-- START The data --

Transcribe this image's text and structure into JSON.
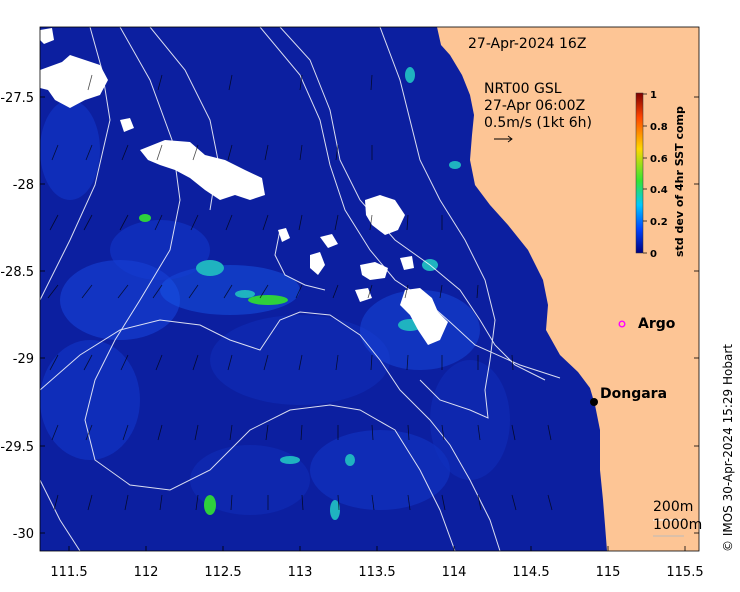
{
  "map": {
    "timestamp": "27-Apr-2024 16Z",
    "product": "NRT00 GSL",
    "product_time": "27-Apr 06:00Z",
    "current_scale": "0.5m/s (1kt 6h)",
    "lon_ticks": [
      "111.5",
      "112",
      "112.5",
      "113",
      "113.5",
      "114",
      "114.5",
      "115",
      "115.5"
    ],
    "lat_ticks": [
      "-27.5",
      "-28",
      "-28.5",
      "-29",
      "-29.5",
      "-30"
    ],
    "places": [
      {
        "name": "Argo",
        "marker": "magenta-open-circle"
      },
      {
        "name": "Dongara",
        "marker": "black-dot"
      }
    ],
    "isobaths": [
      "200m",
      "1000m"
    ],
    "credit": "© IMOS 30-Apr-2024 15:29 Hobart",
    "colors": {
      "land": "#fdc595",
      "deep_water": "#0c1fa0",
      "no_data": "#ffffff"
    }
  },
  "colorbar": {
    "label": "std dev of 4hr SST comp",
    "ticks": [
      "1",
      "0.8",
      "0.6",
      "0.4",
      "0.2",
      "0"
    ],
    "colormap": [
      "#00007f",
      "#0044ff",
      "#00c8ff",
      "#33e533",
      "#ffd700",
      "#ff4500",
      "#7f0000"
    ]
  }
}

-- END The data --

* [What the task requires]: Without the pictures, repeat all the records word for word.

* [Right answer]:
Transcribe this image's text and structure into JSON.
{
  "map": {
    "timestamp": "27-Apr-2024 16Z",
    "product": "NRT00 GSL",
    "product_time": "27-Apr 06:00Z",
    "current_scale": "0.5m/s (1kt 6h)",
    "lon_ticks": [
      "111.5",
      "112",
      "112.5",
      "113",
      "113.5",
      "114",
      "114.5",
      "115",
      "115.5"
    ],
    "lat_ticks": [
      "-27.5",
      "-28",
      "-28.5",
      "-29",
      "-29.5",
      "-30"
    ],
    "places": [
      {
        "name": "Argo",
        "marker": "magenta-open-circle"
      },
      {
        "name": "Dongara",
        "marker": "black-dot"
      }
    ],
    "isobaths": [
      "200m",
      "1000m"
    ],
    "credit": "© IMOS 30-Apr-2024 15:29 Hobart",
    "colors": {
      "land": "#fdc595",
      "deep_water": "#0c1fa0",
      "no_data": "#ffffff"
    }
  },
  "colorbar": {
    "label": "std dev of 4hr SST comp",
    "ticks": [
      "1",
      "0.8",
      "0.6",
      "0.4",
      "0.2",
      "0"
    ],
    "colormap": [
      "#00007f",
      "#0044ff",
      "#00c8ff",
      "#33e533",
      "#ffd700",
      "#ff4500",
      "#7f0000"
    ]
  }
}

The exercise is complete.